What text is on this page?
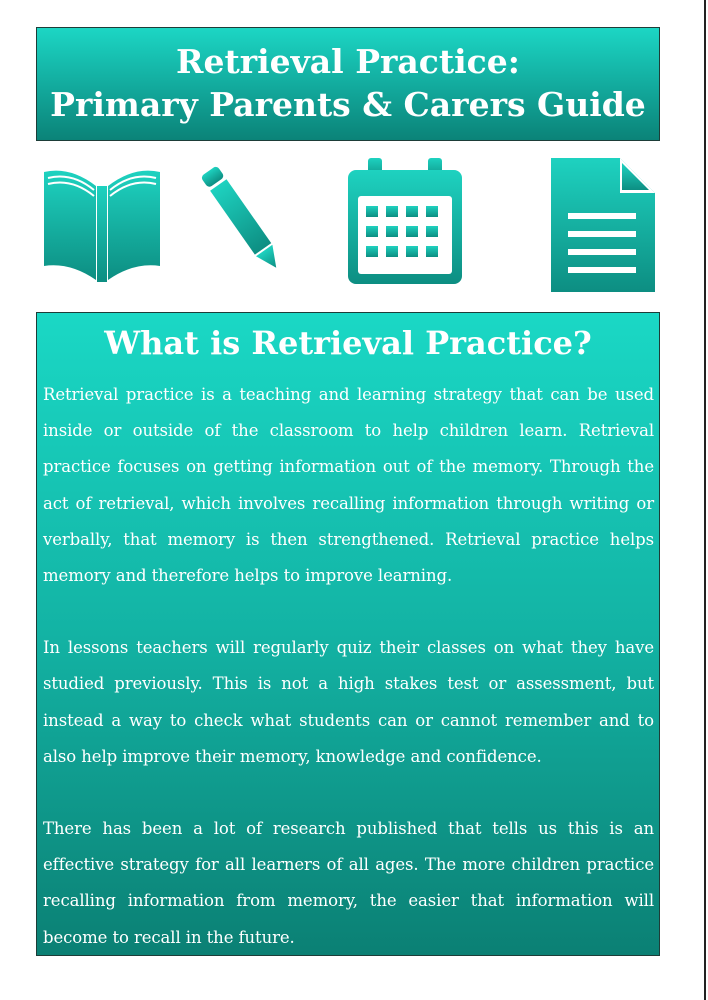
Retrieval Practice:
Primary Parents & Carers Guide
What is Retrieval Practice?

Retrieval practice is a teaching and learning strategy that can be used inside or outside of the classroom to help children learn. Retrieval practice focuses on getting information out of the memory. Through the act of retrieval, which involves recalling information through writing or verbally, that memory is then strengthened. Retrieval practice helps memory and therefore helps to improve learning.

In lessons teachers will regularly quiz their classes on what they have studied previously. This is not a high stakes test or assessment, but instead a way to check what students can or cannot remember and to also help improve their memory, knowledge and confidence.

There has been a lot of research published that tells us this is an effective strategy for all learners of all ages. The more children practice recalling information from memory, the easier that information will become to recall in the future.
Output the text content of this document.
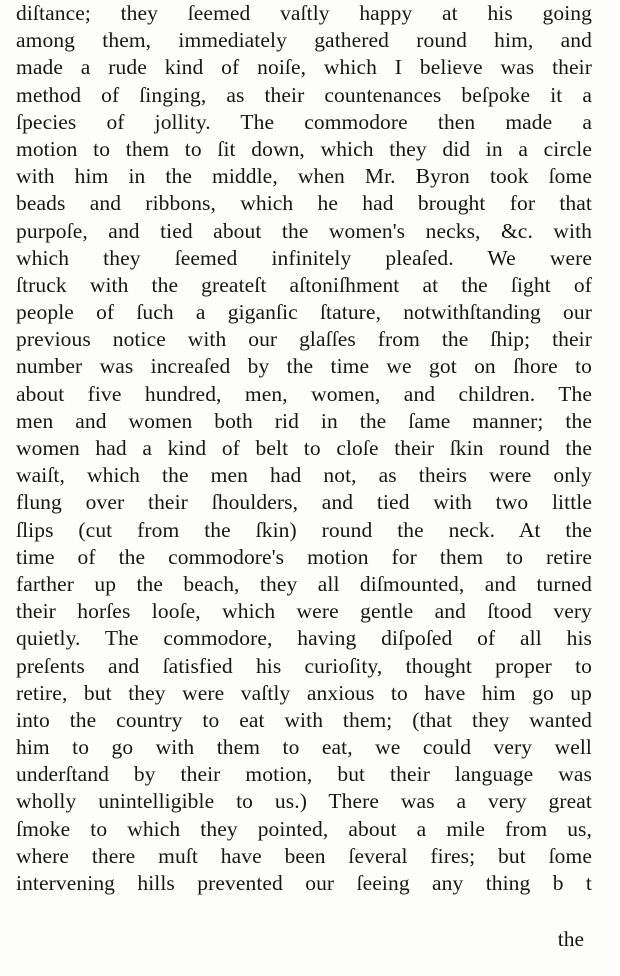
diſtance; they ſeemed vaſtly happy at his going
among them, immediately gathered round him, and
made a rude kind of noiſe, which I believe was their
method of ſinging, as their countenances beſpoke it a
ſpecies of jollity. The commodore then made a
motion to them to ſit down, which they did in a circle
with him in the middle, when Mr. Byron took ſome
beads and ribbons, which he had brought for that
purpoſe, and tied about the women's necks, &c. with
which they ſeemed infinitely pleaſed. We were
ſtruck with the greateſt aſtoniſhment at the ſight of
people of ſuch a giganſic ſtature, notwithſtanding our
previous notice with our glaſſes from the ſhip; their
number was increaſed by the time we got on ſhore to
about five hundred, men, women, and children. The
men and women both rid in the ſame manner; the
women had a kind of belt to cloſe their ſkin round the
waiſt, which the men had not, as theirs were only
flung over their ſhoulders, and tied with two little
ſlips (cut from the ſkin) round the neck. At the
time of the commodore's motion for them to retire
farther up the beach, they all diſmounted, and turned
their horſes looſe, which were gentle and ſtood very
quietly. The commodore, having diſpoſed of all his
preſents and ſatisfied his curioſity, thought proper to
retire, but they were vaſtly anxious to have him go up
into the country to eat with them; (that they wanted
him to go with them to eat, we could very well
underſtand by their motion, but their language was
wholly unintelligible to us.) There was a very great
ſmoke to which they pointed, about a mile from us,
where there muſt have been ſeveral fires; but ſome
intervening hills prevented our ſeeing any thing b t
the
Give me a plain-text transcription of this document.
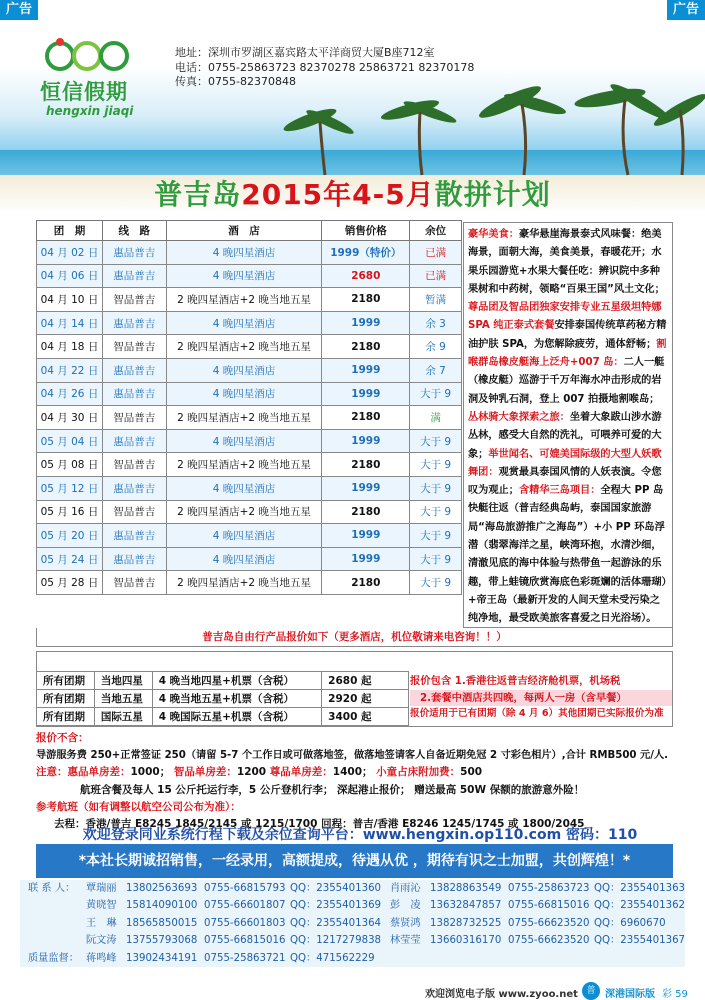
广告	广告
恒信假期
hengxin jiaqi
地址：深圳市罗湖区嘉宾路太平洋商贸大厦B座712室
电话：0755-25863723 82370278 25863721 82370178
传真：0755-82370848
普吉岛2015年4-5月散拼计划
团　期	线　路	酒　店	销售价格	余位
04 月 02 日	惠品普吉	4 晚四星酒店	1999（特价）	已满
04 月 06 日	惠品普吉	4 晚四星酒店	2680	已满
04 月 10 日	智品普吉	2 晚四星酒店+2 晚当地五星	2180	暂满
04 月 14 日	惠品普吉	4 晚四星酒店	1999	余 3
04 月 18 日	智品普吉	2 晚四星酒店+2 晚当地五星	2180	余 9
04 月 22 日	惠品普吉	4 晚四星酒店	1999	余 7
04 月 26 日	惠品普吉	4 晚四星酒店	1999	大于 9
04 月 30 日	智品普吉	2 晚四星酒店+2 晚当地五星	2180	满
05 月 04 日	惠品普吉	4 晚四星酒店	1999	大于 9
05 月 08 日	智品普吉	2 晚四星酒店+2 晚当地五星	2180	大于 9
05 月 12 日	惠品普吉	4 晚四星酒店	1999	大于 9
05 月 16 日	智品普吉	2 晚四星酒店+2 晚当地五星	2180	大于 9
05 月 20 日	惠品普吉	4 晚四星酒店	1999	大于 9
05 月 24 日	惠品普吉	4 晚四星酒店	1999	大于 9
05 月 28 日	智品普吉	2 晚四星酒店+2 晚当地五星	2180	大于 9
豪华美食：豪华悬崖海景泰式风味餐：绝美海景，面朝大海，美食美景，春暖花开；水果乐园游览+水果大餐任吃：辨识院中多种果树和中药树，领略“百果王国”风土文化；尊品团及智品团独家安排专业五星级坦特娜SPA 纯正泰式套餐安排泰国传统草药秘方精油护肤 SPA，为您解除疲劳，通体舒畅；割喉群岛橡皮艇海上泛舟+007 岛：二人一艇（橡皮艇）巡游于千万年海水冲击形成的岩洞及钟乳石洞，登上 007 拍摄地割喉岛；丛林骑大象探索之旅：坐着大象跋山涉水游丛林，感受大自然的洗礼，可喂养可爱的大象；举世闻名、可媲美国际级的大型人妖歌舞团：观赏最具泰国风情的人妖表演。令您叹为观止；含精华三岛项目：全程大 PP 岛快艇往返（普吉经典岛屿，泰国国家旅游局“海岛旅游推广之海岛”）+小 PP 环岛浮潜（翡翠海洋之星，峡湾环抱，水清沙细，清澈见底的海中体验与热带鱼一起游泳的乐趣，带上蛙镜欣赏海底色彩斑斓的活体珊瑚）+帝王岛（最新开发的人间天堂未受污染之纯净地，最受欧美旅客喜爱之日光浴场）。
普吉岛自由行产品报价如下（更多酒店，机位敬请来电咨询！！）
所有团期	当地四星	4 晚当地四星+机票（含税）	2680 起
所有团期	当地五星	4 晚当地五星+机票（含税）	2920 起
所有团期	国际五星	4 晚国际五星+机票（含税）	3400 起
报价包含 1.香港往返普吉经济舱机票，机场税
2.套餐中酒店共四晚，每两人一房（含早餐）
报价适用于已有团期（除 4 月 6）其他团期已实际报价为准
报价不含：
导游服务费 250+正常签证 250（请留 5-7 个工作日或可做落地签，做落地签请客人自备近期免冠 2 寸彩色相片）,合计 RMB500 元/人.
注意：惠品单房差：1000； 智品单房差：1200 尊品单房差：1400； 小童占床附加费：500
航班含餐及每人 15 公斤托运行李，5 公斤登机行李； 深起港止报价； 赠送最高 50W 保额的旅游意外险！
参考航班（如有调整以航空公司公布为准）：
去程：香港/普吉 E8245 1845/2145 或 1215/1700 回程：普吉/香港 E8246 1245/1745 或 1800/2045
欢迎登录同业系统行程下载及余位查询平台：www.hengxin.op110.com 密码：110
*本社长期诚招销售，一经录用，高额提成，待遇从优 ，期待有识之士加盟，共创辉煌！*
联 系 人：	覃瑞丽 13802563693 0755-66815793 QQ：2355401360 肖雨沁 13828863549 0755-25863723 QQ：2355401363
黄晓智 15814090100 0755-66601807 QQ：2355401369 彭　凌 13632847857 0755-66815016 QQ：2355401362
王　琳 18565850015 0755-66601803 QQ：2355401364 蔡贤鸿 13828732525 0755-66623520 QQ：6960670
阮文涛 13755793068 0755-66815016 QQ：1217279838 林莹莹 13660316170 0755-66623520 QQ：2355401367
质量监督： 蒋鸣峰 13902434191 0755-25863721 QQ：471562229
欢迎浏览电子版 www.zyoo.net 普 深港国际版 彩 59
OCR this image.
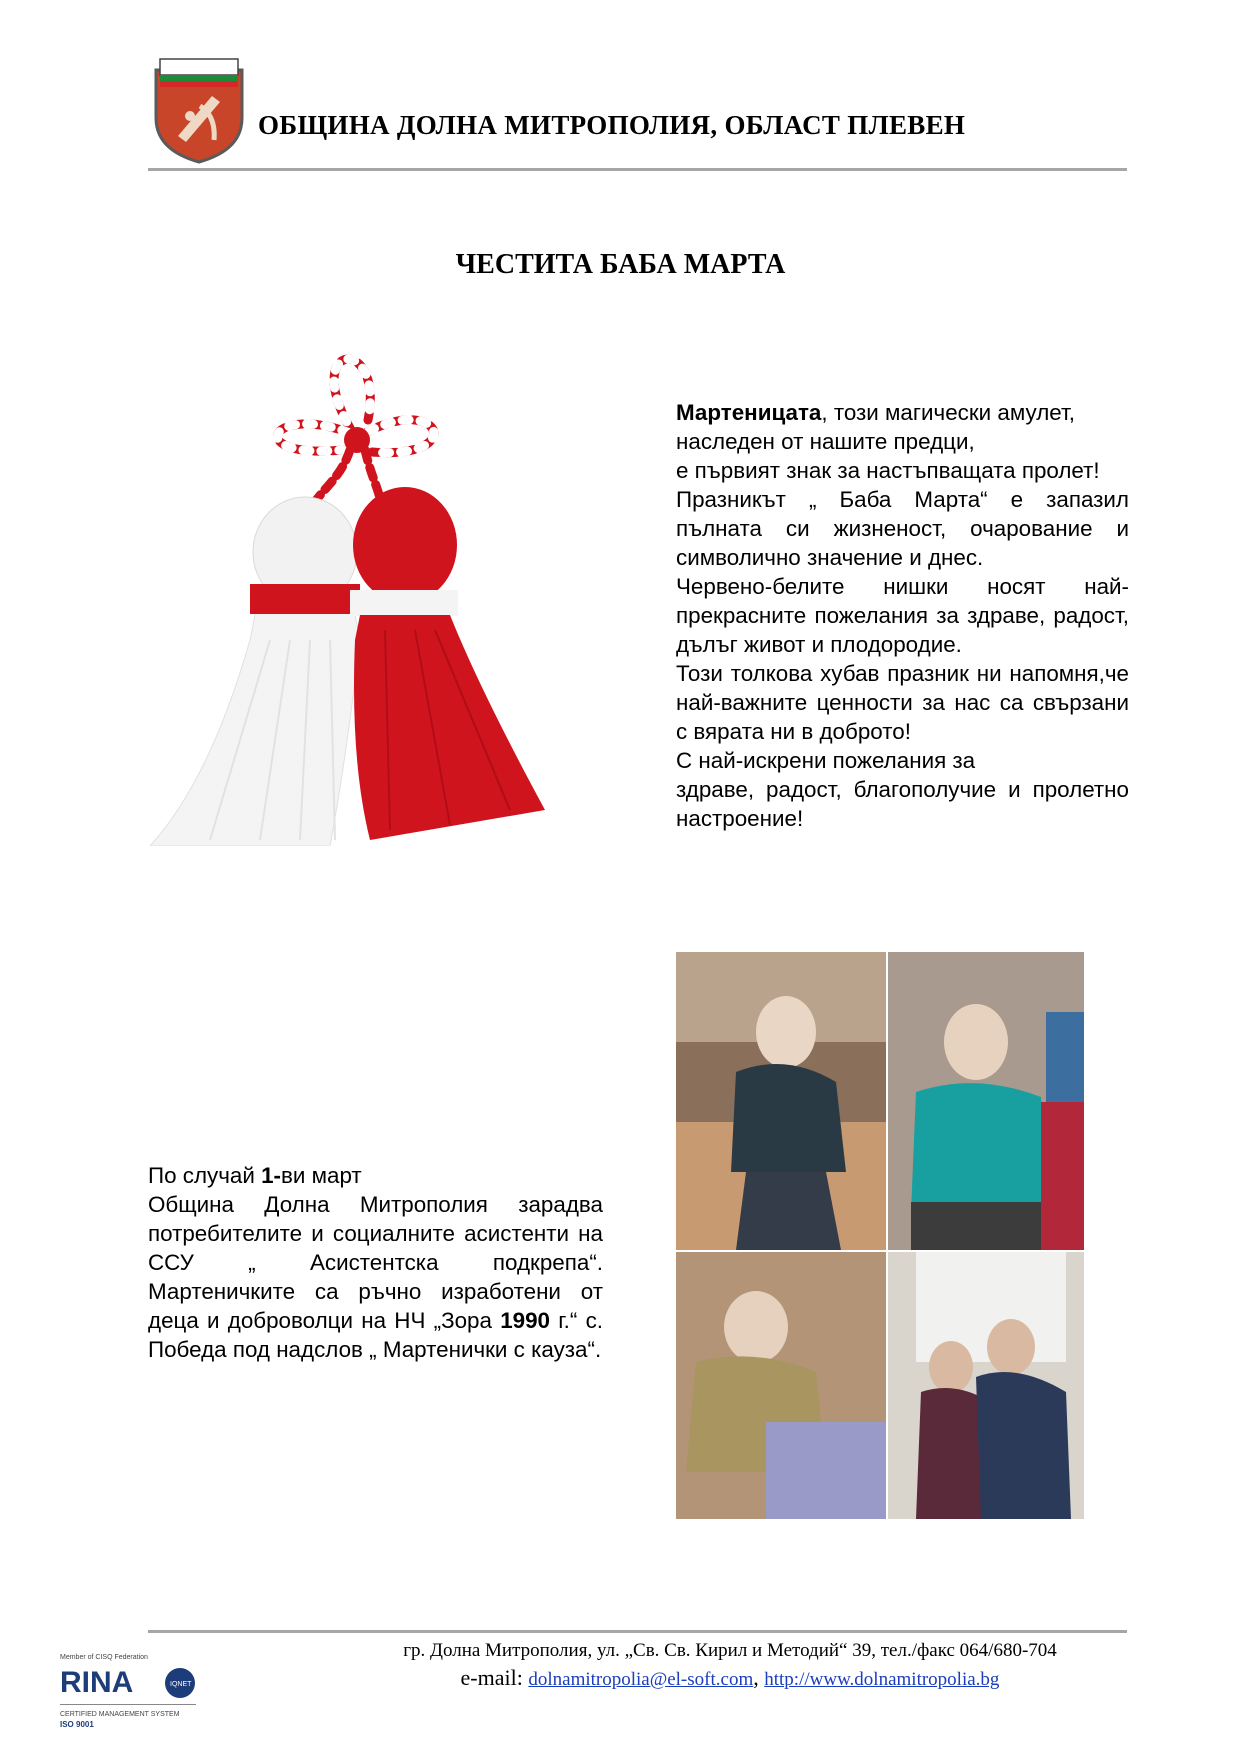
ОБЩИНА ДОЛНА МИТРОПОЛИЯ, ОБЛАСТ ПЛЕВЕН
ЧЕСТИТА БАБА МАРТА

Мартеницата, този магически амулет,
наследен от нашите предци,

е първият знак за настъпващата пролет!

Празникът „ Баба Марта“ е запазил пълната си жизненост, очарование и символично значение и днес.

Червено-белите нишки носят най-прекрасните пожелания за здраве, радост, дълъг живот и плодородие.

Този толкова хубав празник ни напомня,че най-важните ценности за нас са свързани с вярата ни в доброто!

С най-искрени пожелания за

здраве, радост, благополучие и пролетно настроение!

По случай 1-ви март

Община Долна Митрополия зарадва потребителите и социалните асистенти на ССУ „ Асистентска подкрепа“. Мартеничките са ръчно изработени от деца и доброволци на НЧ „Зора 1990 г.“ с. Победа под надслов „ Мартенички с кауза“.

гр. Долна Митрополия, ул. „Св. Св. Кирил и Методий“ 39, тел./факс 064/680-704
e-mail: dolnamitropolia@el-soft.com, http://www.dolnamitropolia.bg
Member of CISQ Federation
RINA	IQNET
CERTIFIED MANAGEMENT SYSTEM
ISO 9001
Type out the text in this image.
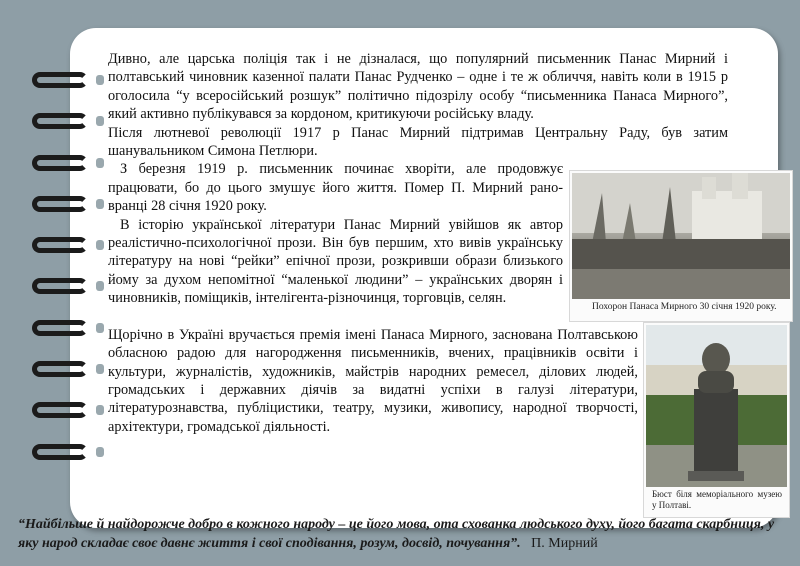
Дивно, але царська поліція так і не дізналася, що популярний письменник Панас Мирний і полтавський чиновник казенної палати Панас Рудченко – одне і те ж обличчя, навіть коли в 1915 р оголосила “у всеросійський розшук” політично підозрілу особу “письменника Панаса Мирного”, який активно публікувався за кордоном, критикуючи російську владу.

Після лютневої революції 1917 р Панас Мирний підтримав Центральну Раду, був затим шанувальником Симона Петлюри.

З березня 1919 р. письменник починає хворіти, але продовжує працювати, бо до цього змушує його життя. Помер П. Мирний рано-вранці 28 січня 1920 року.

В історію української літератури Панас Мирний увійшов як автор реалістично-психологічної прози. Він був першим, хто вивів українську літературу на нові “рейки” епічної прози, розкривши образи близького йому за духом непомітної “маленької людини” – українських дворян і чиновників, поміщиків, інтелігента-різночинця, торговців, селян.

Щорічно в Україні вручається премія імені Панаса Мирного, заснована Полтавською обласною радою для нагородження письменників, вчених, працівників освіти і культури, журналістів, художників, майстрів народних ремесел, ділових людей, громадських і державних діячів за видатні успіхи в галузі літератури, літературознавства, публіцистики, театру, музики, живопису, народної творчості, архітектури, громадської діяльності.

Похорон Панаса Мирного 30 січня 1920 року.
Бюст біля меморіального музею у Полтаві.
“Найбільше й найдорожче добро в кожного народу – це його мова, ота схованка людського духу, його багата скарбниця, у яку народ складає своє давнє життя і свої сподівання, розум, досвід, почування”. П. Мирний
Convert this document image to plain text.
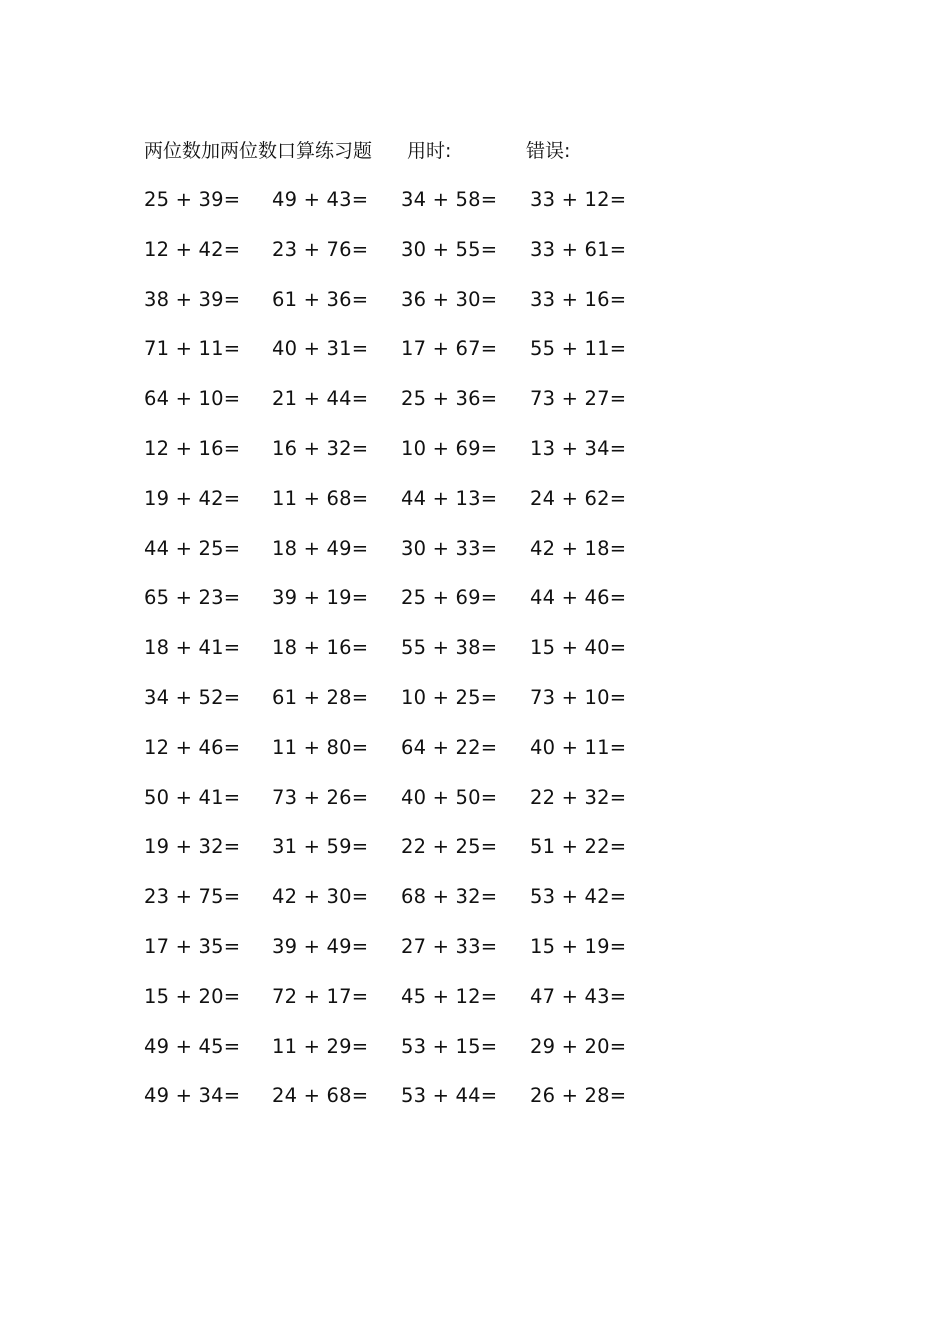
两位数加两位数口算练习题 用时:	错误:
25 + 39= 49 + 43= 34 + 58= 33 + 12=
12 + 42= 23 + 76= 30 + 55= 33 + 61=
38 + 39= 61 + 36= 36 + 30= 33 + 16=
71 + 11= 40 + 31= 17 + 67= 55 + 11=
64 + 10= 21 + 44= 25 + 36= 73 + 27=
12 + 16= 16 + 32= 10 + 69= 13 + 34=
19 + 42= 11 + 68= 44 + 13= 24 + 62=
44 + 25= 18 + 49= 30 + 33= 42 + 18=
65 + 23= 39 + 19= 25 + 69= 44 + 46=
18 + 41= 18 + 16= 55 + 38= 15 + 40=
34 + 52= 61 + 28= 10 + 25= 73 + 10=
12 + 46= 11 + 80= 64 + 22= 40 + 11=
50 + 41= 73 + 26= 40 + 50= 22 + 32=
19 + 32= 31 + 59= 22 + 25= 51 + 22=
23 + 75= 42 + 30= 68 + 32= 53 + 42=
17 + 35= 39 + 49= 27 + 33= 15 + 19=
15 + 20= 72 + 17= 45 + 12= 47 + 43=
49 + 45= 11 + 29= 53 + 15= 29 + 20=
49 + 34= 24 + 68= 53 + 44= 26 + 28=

----------------

## The exercise:
Find each line in the records holding the string "радост" and show it.

## Output of the task:
Червено-белите нишки носят най-прекрасните пожелания за здраве, радост, дълъг живот и плодородие.
здраве, радост, благополучие и пролетно настроение!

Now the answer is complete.